#### WORK TO DO
Lines containing the word "Years" should be extracted in full.

#### RECORDED INFORMATION

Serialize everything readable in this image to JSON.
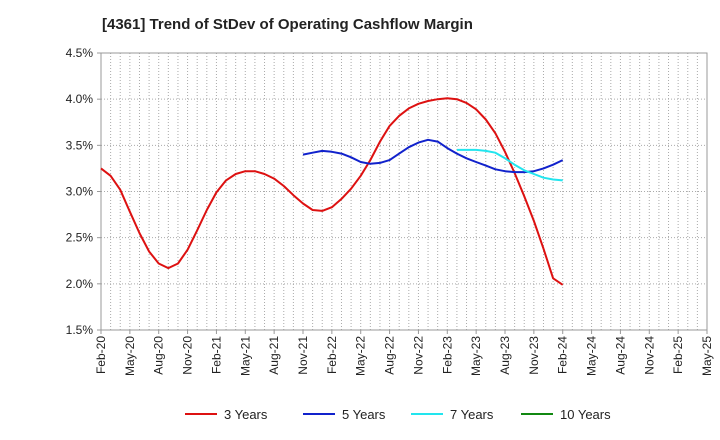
{
  "chart_data": {
    "type": "line",
    "title": "[4361]  Trend of StDev of Operating Cashflow Margin",
    "xlabel": "",
    "ylabel": "",
    "ylim": [
      1.5,
      4.5
    ],
    "yticks": [
      "1.5%",
      "2.0%",
      "2.5%",
      "3.0%",
      "3.5%",
      "4.0%",
      "4.5%"
    ],
    "ytick_values": [
      1.5,
      2.0,
      2.5,
      3.0,
      3.5,
      4.0,
      4.5
    ],
    "x_start": "Feb-20",
    "xticks": [
      "Feb-20",
      "May-20",
      "Aug-20",
      "Nov-20",
      "Feb-21",
      "May-21",
      "Aug-21",
      "Nov-21",
      "Feb-22",
      "May-22",
      "Aug-22",
      "Nov-22",
      "Feb-23",
      "May-23",
      "Aug-23",
      "Nov-23",
      "Feb-24",
      "May-24",
      "Aug-24",
      "Nov-24",
      "Feb-25",
      "May-25"
    ],
    "xtick_months": [
      0,
      3,
      6,
      9,
      12,
      15,
      18,
      21,
      24,
      27,
      30,
      33,
      36,
      39,
      42,
      45,
      48,
      51,
      54,
      57,
      60,
      63
    ],
    "grid": true,
    "legend_position": "bottom",
    "series": [
      {
        "name": "3 Years",
        "color": "#dd1111",
        "points": [
          [
            0,
            3.25
          ],
          [
            1,
            3.17
          ],
          [
            2,
            3.02
          ],
          [
            3,
            2.78
          ],
          [
            4,
            2.55
          ],
          [
            5,
            2.35
          ],
          [
            6,
            2.22
          ],
          [
            7,
            2.17
          ],
          [
            8,
            2.22
          ],
          [
            9,
            2.37
          ],
          [
            10,
            2.58
          ],
          [
            11,
            2.8
          ],
          [
            12,
            2.99
          ],
          [
            13,
            3.12
          ],
          [
            14,
            3.19
          ],
          [
            15,
            3.22
          ],
          [
            16,
            3.22
          ],
          [
            17,
            3.19
          ],
          [
            18,
            3.14
          ],
          [
            19,
            3.06
          ],
          [
            20,
            2.96
          ],
          [
            21,
            2.87
          ],
          [
            22,
            2.8
          ],
          [
            23,
            2.79
          ],
          [
            24,
            2.83
          ],
          [
            25,
            2.92
          ],
          [
            26,
            3.03
          ],
          [
            27,
            3.17
          ],
          [
            28,
            3.34
          ],
          [
            29,
            3.54
          ],
          [
            30,
            3.71
          ],
          [
            31,
            3.82
          ],
          [
            32,
            3.9
          ],
          [
            33,
            3.95
          ],
          [
            34,
            3.98
          ],
          [
            35,
            4.0
          ],
          [
            36,
            4.01
          ],
          [
            37,
            4.0
          ],
          [
            38,
            3.96
          ],
          [
            39,
            3.89
          ],
          [
            40,
            3.78
          ],
          [
            41,
            3.63
          ],
          [
            42,
            3.43
          ],
          [
            43,
            3.2
          ],
          [
            44,
            2.95
          ],
          [
            45,
            2.68
          ],
          [
            46,
            2.38
          ],
          [
            47,
            2.06
          ],
          [
            48,
            1.99
          ]
        ]
      },
      {
        "name": "5 Years",
        "color": "#1122cc",
        "points": [
          [
            21,
            3.4
          ],
          [
            22,
            3.42
          ],
          [
            23,
            3.44
          ],
          [
            24,
            3.43
          ],
          [
            25,
            3.41
          ],
          [
            26,
            3.37
          ],
          [
            27,
            3.32
          ],
          [
            28,
            3.3
          ],
          [
            29,
            3.31
          ],
          [
            30,
            3.34
          ],
          [
            31,
            3.41
          ],
          [
            32,
            3.48
          ],
          [
            33,
            3.53
          ],
          [
            34,
            3.56
          ],
          [
            35,
            3.54
          ],
          [
            36,
            3.47
          ],
          [
            37,
            3.41
          ],
          [
            38,
            3.36
          ],
          [
            39,
            3.32
          ],
          [
            40,
            3.28
          ],
          [
            41,
            3.24
          ],
          [
            42,
            3.22
          ],
          [
            43,
            3.21
          ],
          [
            44,
            3.21
          ],
          [
            45,
            3.22
          ],
          [
            46,
            3.25
          ],
          [
            47,
            3.29
          ],
          [
            48,
            3.34
          ]
        ]
      },
      {
        "name": "7 Years",
        "color": "#22e5ee",
        "points": [
          [
            37,
            3.45
          ],
          [
            38,
            3.45
          ],
          [
            39,
            3.45
          ],
          [
            40,
            3.44
          ],
          [
            41,
            3.42
          ],
          [
            42,
            3.36
          ],
          [
            43,
            3.29
          ],
          [
            44,
            3.23
          ],
          [
            45,
            3.19
          ],
          [
            46,
            3.15
          ],
          [
            47,
            3.13
          ],
          [
            48,
            3.12
          ]
        ]
      },
      {
        "name": "10 Years",
        "color": "#118811",
        "points": []
      }
    ]
  }
}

#### TASK SOLUTION
        "name": "3 Years",
        "name": "5 Years",
        "name": "7 Years",
        "name": "10 Years",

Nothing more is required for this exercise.